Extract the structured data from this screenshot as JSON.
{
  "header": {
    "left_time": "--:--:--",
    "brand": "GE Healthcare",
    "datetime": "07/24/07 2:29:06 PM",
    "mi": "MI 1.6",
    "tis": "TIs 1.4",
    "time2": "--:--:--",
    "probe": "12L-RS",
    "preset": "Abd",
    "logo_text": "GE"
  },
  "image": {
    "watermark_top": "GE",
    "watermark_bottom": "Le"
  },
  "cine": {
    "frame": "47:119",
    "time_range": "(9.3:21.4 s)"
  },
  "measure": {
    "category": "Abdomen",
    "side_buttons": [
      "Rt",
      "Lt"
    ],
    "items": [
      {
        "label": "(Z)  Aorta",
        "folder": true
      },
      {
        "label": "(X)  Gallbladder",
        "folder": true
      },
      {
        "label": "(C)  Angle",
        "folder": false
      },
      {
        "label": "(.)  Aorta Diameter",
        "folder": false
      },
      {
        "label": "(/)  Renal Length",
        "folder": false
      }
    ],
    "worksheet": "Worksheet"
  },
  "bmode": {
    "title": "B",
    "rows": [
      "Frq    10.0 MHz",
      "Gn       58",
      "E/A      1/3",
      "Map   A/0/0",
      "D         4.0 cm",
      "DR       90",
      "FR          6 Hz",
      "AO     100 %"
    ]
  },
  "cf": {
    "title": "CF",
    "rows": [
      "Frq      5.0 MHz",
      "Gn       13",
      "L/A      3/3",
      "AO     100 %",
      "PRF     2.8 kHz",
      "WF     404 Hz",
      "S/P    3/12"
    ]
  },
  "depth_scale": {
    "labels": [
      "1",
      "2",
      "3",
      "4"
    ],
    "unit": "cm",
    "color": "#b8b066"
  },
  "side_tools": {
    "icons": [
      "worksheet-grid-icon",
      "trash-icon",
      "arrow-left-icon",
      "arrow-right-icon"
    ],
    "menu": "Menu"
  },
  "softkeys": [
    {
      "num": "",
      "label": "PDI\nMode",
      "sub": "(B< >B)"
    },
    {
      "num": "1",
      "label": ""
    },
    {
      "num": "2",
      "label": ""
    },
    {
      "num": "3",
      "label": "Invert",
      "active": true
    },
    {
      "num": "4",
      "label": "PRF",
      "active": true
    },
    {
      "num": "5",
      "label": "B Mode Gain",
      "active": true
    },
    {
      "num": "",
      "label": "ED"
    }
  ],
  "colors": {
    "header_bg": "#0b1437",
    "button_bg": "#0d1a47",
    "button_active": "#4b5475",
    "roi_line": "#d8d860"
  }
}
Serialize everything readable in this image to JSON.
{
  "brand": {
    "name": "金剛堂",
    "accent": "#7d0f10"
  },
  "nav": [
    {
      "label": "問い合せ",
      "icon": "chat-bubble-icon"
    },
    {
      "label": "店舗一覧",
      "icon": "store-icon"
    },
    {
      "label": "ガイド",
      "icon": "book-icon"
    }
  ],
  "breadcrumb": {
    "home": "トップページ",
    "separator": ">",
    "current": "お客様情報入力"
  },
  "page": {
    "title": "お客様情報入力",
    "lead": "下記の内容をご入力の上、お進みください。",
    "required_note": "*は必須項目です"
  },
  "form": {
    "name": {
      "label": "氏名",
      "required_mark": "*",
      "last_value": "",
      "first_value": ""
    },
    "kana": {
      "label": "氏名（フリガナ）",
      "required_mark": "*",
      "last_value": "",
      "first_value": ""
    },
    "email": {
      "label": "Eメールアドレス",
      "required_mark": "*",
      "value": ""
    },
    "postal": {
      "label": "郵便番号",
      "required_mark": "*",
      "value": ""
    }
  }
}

---------------

◆ EXERCISE TASK ◆
Extract the complete listing verbatim.

◆ REPLY ◆
Extract the structured data from this screenshot as JSON.
{
  "header": {
    "left_time": "--:--:--",
    "brand": "GE Healthcare",
    "datetime": "07/24/07 2:29:06 PM",
    "mi": "MI 1.6",
    "tis": "TIs 1.4",
    "time2": "--:--:--",
    "probe": "12L-RS",
    "preset": "Abd",
    "logo_text": "GE"
  },
  "image": {
    "watermark_top": "GE",
    "watermark_bottom": "Le"
  },
  "cine": {
    "frame": "47:119",
    "time_range": "(9.3:21.4 s)"
  },
  "measure": {
    "category": "Abdomen",
    "side_buttons": [
      "Rt",
      "Lt"
    ],
    "items": [
      {
        "label": "(Z)  Aorta",
        "folder": true
      },
      {
        "label": "(X)  Gallbladder",
        "folder": true
      },
      {
        "label": "(C)  Angle",
        "folder": false
      },
      {
        "label": "(.)  Aorta Diameter",
        "folder": false
      },
      {
        "label": "(/)  Renal Length",
        "folder": false
      }
    ],
    "worksheet": "Worksheet"
  },
  "bmode": {
    "title": "B",
    "rows": [
      "Frq    10.0 MHz",
      "Gn       58",
      "E/A      1/3",
      "Map   A/0/0",
      "D         4.0 cm",
      "DR       90",
      "FR          6 Hz",
      "AO     100 %"
    ]
  },
  "cf": {
    "title": "CF",
    "rows": [
      "Frq      5.0 MHz",
      "Gn       13",
      "L/A      3/3",
      "AO     100 %",
      "PRF     2.8 kHz",
      "WF     404 Hz",
      "S/P    3/12"
    ]
  },
  "depth_scale": {
    "labels": [
      "1",
      "2",
      "3",
      "4"
    ],
    "unit": "cm",
    "color": "#b8b066"
  },
  "side_tools": {
    "icons": [
      "worksheet-grid-icon",
      "trash-icon",
      "arrow-left-icon",
      "arrow-right-icon"
    ],
    "menu": "Menu"
  },
  "softkeys": [
    {
      "num": "",
      "label": "PDI\nMode",
      "sub": "(B< >B)"
    },
    {
      "num": "1",
      "label": ""
    },
    {
      "num": "2",
      "label": ""
    },
    {
      "num": "3",
      "label": "Invert",
      "active": true
    },
    {
      "num": "4",
      "label": "PRF",
      "active": true
    },
    {
      "num": "5",
      "label": "B Mode Gain",
      "active": true
    },
    {
      "num": "",
      "label": "ED"
    }
  ],
  "colors": {
    "header_bg": "#0b1437",
    "button_bg": "#0d1a47",
    "button_active": "#4b5475",
    "roi_line": "#d8d860"
  }
}
Serialize everything readable in this image to JSON.
{
  "brand": {
    "name": "金剛堂",
    "accent": "#7d0f10"
  },
  "nav": [
    {
      "label": "問い合せ",
      "icon": "chat-bubble-icon"
    },
    {
      "label": "店舗一覧",
      "icon": "store-icon"
    },
    {
      "label": "ガイド",
      "icon": "book-icon"
    }
  ],
  "breadcrumb": {
    "home": "トップページ",
    "separator": ">",
    "current": "お客様情報入力"
  },
  "page": {
    "title": "お客様情報入力",
    "lead": "下記の内容をご入力の上、お進みください。",
    "required_note": "*は必須項目です"
  },
  "form": {
    "name": {
      "label": "氏名",
      "required_mark": "*",
      "last_value": "",
      "first_value": ""
    },
    "kana": {
      "label": "氏名（フリガナ）",
      "required_mark": "*",
      "last_value": "",
      "first_value": ""
    },
    "email": {
      "label": "Eメールアドレス",
      "required_mark": "*",
      "value": ""
    },
    "postal": {
      "label": "郵便番号",
      "required_mark": "*",
      "value": ""
    }
  }
}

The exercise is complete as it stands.